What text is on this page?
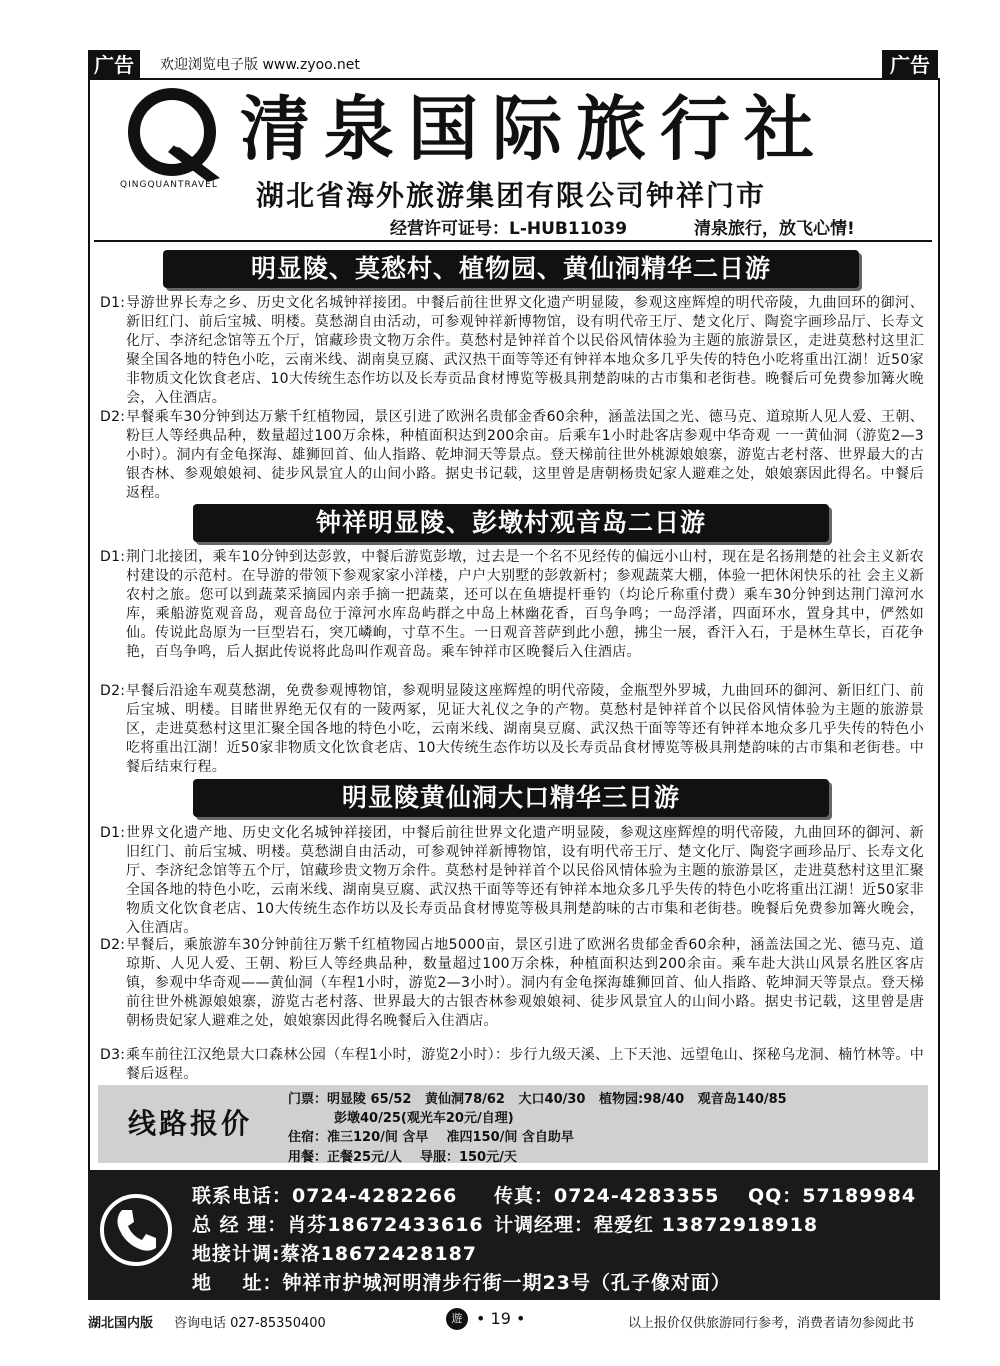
广告	欢迎浏览电子版 www.zyoo.net	广告
Q
QINGQUANTRAVEL
清泉国际旅行社
湖北省海外旅游集团有限公司钟祥门市
经营许可证号：L-HUB11039	清泉旅行，放飞心情!
明显陵、莫愁村、植物园、黄仙洞精华二日游
D1: 导游世界长寿之乡、历史文化名城钟祥接团。中餐后前往世界文化遗产明显陵，参观这座辉煌的明代帝陵，九曲回环的御河、新旧红门、前后宝城、明楼。莫愁湖自由活动，可参观钟祥新博物馆，设有明代帝王厅、楚文化厅、陶瓷字画珍品厅、长寿文化厅、李济纪念馆等五个厅，馆藏珍贵文物万余件。莫愁村是钟祥首个以民俗风情体验为主题的旅游景区，走进莫愁村这里汇聚全国各地的特色小吃，云南米线、湖南臭豆腐、武汉热干面等等还有钟祥本地众多几乎失传的特色小吃将重出江湖！近50家非物质文化饮食老店、10大传统生态作坊以及长寿贡品食材博览等极具荆楚韵味的古市集和老街巷。晚餐后可免费参加篝火晚会，入住酒店。
D2: 早餐乘车30分钟到达万紫千红植物园，景区引进了欧洲名贵郁金香60余种，涵盖法国之光、德马克、道琼斯人见人爱、王朝、粉巨人等经典品种，数量超过100万余株，种植面积达到200余亩。后乘车1小时赴客店参观中华奇观 一一黄仙洞（游览2—3小时）。洞内有金龟探海、雄狮回首、仙人指路、乾坤洞天等景点。登天梯前往世外桃源娘娘寨，游览古老村落、世界最大的古银杏林、参观娘娘祠、徒步风景宜人的山间小路。据史书记载，这里曾是唐朝杨贵妃家人避难之处，娘娘寨因此得名。中餐后返程。
钟祥明显陵、彭墩村观音岛二日游
D1: 荆门北接团，乘车10分钟到达彭敦，中餐后游览彭墩，过去是一个名不见经传的偏远小山村，现在是名扬荆楚的社会主义新农村建设的示范村。在导游的带领下参观家家小洋楼，户户大别墅的彭敦新村；参观蔬菜大棚，体验一把休闲快乐的社 会主义新农村之旅。您可以到蔬菜采摘园内亲手摘一把蔬菜，还可以在鱼塘提杆垂钓（均论斤称重付费）乘车30分钟到达荆门漳河水库，乘船游览观音岛，观音岛位于漳河水库岛屿群之中岛上林幽花香，百鸟争鸣；一岛浮渚，四面环水，置身其中，俨然如仙。传说此岛原为一巨型岩石，突兀嶙峋，寸草不生。一日观音菩萨到此小憩，拂尘一展，香汗入石，于是林生草长，百花争艳，百鸟争鸣，后人据此传说将此岛叫作观音岛。乘车钟祥市区晚餐后入住酒店。
D2: 早餐后沿途车观莫愁湖，免费参观博物馆，参观明显陵这座辉煌的明代帝陵，金瓶型外罗城，九曲回环的御河、新旧红门、前后宝城、明楼。目睹世界绝无仅有的一陵两冢，见证大礼仪之争的产物。莫愁村是钟祥首个以民俗风情体验为主题的旅游景区，走进莫愁村这里汇聚全国各地的特色小吃，云南米线、湖南臭豆腐、武汉热干面等等还有钟祥本地众多几乎失传的特色小吃将重出江湖！近50家非物质文化饮食老店、10大传统生态作坊以及长寿贡品食材博览等极具荆楚韵味的古市集和老街巷。中餐后结束行程。
明显陵黄仙洞大口精华三日游
D1: 世界文化遗产地、历史文化名城钟祥接团，中餐后前往世界文化遗产明显陵，参观这座辉煌的明代帝陵，九曲回环的御河、新旧红门、前后宝城、明楼。莫愁湖自由活动，可参观钟祥新博物馆，设有明代帝王厅、楚文化厅、陶瓷字画珍品厅、长寿文化厅、李济纪念馆等五个厅，馆藏珍贵文物万余件。莫愁村是钟祥首个以民俗风情体验为主题的旅游景区，走进莫愁村这里汇聚全国各地的特色小吃，云南米线、湖南臭豆腐、武汉热干面等等还有钟祥本地众多几乎失传的特色小吃将重出江湖！近50家非物质文化饮食老店、10大传统生态作坊以及长寿贡品食材博览等极具荆楚韵味的古市集和老街巷。晚餐后免费参加篝火晚会，入住酒店。
D2: 早餐后，乘旅游车30分钟前往万紫千红植物园占地5000亩，景区引进了欧洲名贵郁金香60余种，涵盖法国之光、德马克、道琼斯、人见人爱、王朝、粉巨人等经典品种，数量超过100万余株，种植面积达到200余亩。乘车赴大洪山风景名胜区客店镇，参观中华奇观——黄仙洞（车程1小时，游览2—3小时）。洞内有金龟探海雄狮回首、仙人指路、乾坤洞天等景点。登天梯前往世外桃源娘娘寨，游览古老村落、世界最大的古银杏林参观娘娘祠、徒步风景宜人的山间小路。据史书记载，这里曾是唐朝杨贵妃家人避难之处，娘娘寨因此得名晚餐后入住酒店。
D3: 乘车前往江汉绝景大口森林公园（车程1小时，游览2小时）：步行九级天溪、上下天池、远望龟山、探秘乌龙洞、楠竹林等。中餐后返程。
线路报价
门票：明显陵 65/52   黄仙洞78/62   大口40/30   植物园:98/40   观音岛140/85
彭墩40/25(观光车20元/自理)
住宿：准三120/间 含早    准四150/间 含自助早
用餐：正餐25元/人    导服：150元/天
联系电话：0724-4282266 传真：0724-4283355 QQ：57189984
总 经 理：肖芬18672433616 计调经理：程爱红 13872918918
地接计调:蔡洛18672428187
地    址：钟祥市护城河明清步行街一期23号（孔子像对面）
湖北国内版 咨询电话 027-85350400	遊 • 19 •	以上报价仅供旅游同行参考，消费者请勿参阅此书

□ □ □ □ □

What you will do
Tally how many lines of the material contain the word "历史文化名城钟祥接团". The answer must be the number and nothing else.

Response
2